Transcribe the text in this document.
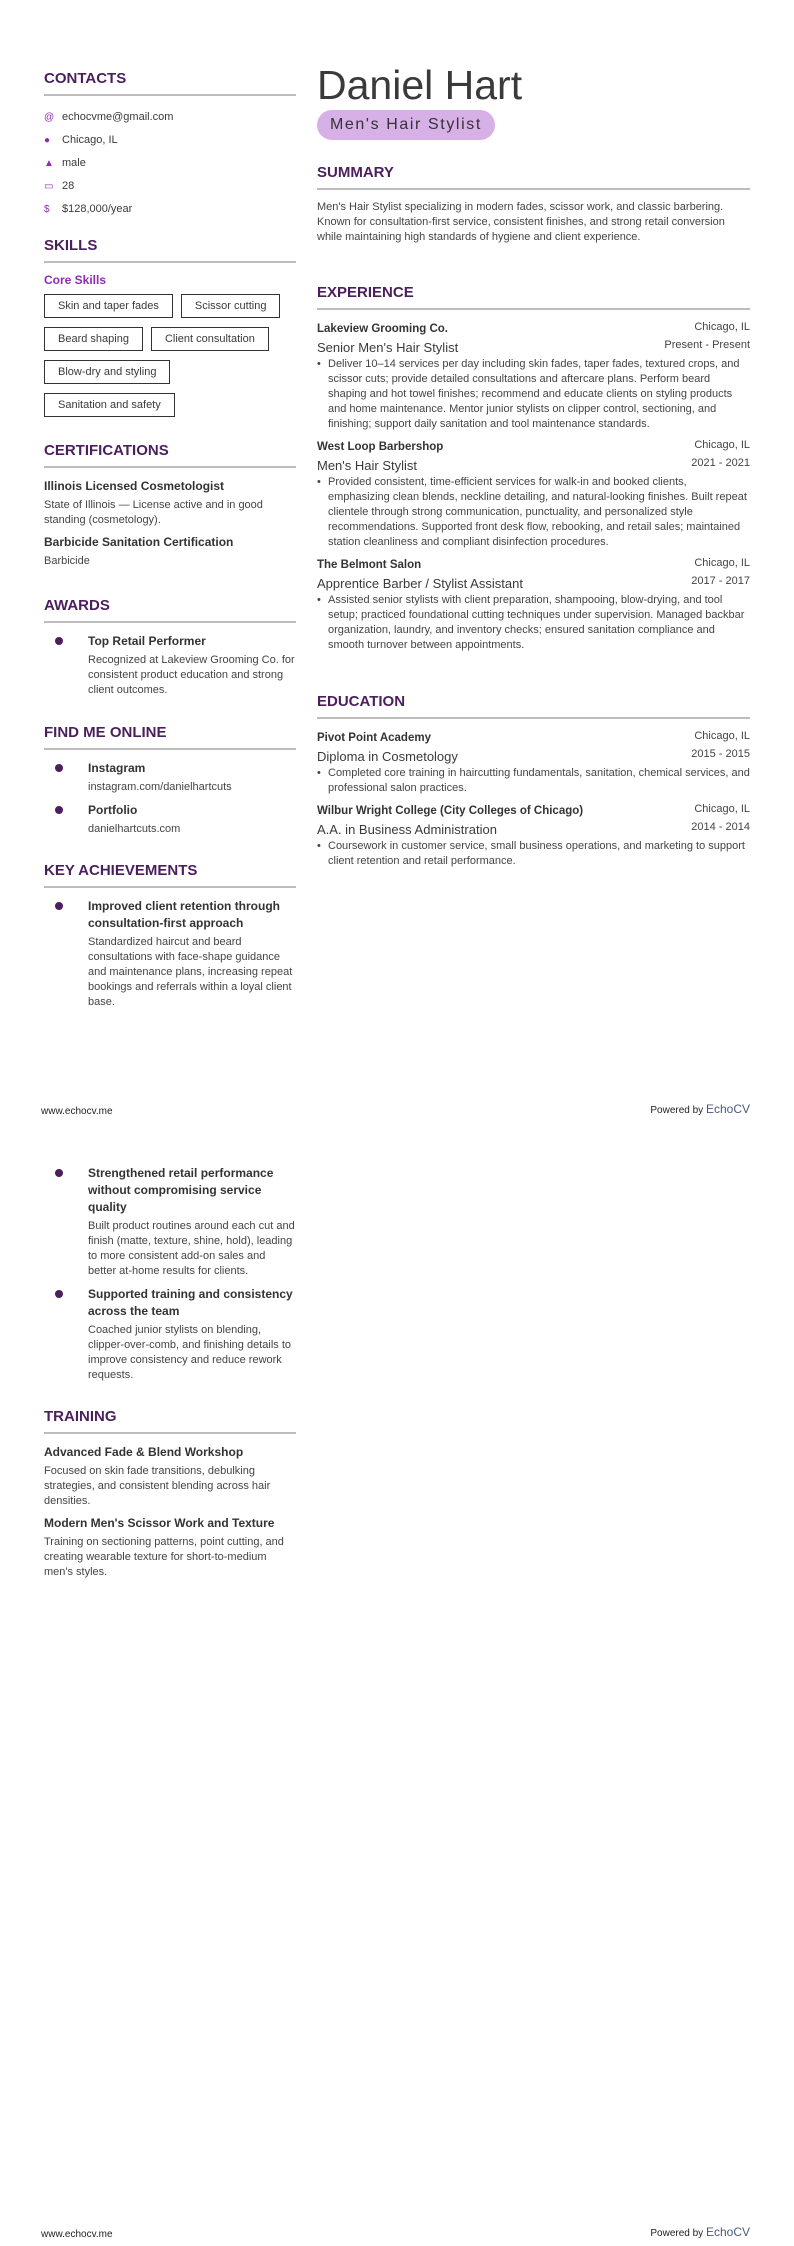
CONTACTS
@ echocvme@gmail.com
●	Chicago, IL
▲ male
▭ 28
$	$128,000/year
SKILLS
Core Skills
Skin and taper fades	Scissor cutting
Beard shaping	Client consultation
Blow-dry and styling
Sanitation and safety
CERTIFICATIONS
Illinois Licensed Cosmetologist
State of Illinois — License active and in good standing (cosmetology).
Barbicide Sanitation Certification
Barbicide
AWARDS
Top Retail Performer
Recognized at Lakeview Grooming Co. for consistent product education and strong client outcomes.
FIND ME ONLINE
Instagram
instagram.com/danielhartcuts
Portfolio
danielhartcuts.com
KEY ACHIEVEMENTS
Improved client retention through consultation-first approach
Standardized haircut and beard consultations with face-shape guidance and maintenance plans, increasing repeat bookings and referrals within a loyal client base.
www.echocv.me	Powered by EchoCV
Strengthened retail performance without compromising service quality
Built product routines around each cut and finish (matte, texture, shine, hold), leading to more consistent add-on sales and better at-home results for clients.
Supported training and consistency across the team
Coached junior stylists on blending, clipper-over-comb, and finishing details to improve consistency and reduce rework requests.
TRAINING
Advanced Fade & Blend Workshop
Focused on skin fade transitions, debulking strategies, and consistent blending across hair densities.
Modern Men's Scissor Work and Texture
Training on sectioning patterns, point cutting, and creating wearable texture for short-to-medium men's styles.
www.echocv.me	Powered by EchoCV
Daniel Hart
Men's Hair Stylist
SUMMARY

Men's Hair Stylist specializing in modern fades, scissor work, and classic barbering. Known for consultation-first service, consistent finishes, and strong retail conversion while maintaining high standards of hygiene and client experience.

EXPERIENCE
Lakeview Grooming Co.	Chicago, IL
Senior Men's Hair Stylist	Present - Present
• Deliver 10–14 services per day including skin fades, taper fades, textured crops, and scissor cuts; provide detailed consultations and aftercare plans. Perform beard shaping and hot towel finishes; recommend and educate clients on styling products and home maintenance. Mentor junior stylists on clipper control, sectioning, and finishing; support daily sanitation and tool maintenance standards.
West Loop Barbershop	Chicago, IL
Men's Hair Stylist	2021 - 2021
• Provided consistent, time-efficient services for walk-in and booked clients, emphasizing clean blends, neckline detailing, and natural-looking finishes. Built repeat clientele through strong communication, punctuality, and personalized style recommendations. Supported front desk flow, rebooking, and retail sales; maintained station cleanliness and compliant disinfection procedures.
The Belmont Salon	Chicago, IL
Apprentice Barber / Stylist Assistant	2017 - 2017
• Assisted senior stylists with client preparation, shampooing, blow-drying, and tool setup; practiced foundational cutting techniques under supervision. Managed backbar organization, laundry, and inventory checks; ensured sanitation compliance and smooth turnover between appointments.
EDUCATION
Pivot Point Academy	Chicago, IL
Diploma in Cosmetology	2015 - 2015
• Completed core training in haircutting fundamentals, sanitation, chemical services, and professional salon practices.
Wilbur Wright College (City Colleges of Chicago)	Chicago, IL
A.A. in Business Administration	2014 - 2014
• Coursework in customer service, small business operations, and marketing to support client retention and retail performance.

================

Which lines of the data include "through"? Copy each of them.

◆ Exercise result:
Improved client retention through consultation-first approach
• Provided consistent, time-efficient services for walk-in and booked clients, emphasizing clean blends, neckline detailing, and natural-looking finishes. Built repeat clientele through strong communication, punctuality, and personalized style recommendations. Supported front desk flow, rebooking, and retail sales; maintained station cleanliness and compliant disinfection procedures.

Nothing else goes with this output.